**Exercise details**
Transcribe only the part of the listing below that begins at the line containing "Read this page and output its text content." and runs to its final line, keeping both ends.

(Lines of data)
::::::::::
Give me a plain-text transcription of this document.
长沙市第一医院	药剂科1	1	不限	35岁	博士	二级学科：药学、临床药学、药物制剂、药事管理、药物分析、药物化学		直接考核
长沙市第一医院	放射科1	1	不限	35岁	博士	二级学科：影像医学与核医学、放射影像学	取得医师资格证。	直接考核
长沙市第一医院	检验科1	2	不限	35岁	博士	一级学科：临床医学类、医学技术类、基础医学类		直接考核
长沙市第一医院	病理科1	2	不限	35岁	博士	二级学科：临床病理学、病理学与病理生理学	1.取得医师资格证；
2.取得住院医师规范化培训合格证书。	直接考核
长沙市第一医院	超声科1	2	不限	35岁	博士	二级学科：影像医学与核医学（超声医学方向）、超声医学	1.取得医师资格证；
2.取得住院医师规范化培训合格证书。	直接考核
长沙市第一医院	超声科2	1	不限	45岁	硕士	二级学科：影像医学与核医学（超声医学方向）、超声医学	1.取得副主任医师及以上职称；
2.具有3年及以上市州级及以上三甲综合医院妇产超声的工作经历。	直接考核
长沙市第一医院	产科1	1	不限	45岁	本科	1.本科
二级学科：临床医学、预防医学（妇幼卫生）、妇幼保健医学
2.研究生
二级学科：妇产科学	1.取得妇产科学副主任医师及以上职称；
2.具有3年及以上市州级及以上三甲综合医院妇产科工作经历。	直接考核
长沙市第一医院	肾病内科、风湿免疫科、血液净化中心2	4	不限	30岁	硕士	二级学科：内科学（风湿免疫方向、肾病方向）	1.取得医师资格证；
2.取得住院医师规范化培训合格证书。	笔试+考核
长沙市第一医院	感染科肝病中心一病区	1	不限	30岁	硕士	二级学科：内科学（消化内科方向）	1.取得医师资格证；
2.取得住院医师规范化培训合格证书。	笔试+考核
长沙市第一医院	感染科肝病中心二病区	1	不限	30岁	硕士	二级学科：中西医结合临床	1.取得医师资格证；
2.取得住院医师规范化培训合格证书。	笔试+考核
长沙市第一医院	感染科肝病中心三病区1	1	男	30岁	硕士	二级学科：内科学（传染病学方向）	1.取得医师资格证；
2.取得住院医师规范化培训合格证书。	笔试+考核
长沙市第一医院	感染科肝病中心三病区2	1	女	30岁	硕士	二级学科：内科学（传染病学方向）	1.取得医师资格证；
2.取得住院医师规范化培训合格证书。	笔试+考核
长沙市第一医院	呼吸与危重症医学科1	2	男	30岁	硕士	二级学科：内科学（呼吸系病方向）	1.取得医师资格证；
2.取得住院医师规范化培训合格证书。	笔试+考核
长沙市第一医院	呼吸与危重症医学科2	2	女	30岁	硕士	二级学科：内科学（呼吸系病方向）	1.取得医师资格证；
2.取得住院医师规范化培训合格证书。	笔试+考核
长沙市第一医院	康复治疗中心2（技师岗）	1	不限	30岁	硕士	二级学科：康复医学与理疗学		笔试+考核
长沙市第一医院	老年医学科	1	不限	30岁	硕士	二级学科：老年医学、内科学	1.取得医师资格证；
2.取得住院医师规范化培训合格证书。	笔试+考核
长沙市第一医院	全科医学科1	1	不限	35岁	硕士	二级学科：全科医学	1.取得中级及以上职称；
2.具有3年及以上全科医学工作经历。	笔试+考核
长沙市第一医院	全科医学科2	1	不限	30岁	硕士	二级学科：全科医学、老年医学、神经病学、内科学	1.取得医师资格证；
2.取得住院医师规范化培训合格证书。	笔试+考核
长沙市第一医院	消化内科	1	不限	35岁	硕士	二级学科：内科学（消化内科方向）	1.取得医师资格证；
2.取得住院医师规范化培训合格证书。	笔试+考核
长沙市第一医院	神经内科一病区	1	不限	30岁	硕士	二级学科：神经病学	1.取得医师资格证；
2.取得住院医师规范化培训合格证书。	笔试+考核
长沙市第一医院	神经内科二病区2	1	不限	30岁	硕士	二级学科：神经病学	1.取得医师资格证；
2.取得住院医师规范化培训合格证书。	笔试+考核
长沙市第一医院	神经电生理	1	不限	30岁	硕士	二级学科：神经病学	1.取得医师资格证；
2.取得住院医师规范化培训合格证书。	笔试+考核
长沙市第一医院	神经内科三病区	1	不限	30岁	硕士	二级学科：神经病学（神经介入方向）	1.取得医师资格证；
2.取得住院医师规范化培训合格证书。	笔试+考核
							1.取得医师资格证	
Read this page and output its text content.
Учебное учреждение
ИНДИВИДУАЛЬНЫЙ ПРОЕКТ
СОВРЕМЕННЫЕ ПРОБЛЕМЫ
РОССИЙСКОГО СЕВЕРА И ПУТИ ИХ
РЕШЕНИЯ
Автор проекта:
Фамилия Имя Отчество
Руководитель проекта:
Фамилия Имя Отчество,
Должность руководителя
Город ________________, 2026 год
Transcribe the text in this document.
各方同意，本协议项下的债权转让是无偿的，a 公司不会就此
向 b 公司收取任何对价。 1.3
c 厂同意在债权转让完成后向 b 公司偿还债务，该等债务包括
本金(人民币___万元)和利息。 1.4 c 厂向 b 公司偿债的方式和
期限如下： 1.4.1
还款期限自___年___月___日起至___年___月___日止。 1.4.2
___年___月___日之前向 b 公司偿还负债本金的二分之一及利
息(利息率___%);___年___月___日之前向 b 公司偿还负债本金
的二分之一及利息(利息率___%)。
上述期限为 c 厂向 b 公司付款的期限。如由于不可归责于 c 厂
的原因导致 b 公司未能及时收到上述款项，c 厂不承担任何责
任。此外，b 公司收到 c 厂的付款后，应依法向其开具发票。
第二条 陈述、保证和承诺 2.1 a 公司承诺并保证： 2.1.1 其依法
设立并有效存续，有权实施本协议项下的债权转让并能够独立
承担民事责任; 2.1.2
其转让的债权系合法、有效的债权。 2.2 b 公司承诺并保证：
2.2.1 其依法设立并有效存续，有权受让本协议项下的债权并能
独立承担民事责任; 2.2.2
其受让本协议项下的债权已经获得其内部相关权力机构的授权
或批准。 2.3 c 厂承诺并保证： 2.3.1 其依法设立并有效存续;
::::::::::
**Response**
Read this page and output its text content.
Учебное учреждение
ИНДИВИДУАЛЬНЫЙ ПРОЕКТ
СОВРЕМЕННЫЕ ПРОБЛЕМЫ
РОССИЙСКОГО СЕВЕРА И ПУТИ ИХ
РЕШЕНИЯ
Автор проекта:
Фамилия Имя Отчество
Руководитель проекта:
Фамилия Имя Отчество,
Должность руководителя
Город ________________, 2026 год
Transcribe the text in this document.
各方同意，本协议项下的债权转让是无偿的，a 公司不会就此
向 b 公司收取任何对价。 1.3
c 厂同意在债权转让完成后向 b 公司偿还债务，该等债务包括
本金(人民币___万元)和利息。 1.4 c 厂向 b 公司偿债的方式和
期限如下： 1.4.1
还款期限自___年___月___日起至___年___月___日止。 1.4.2
___年___月___日之前向 b 公司偿还负债本金的二分之一及利
息(利息率___%);___年___月___日之前向 b 公司偿还负债本金
的二分之一及利息(利息率___%)。
上述期限为 c 厂向 b 公司付款的期限。如由于不可归责于 c 厂
的原因导致 b 公司未能及时收到上述款项，c 厂不承担任何责
任。此外，b 公司收到 c 厂的付款后，应依法向其开具发票。
第二条 陈述、保证和承诺 2.1 a 公司承诺并保证： 2.1.1 其依法
设立并有效存续，有权实施本协议项下的债权转让并能够独立
承担民事责任; 2.1.2
其转让的债权系合法、有效的债权。 2.2 b 公司承诺并保证：
2.2.1 其依法设立并有效存续，有权受让本协议项下的债权并能
独立承担民事责任; 2.2.2
其受让本协议项下的债权已经获得其内部相关权力机构的授权
或批准。 2.3 c 厂承诺并保证： 2.3.1 其依法设立并有效存续;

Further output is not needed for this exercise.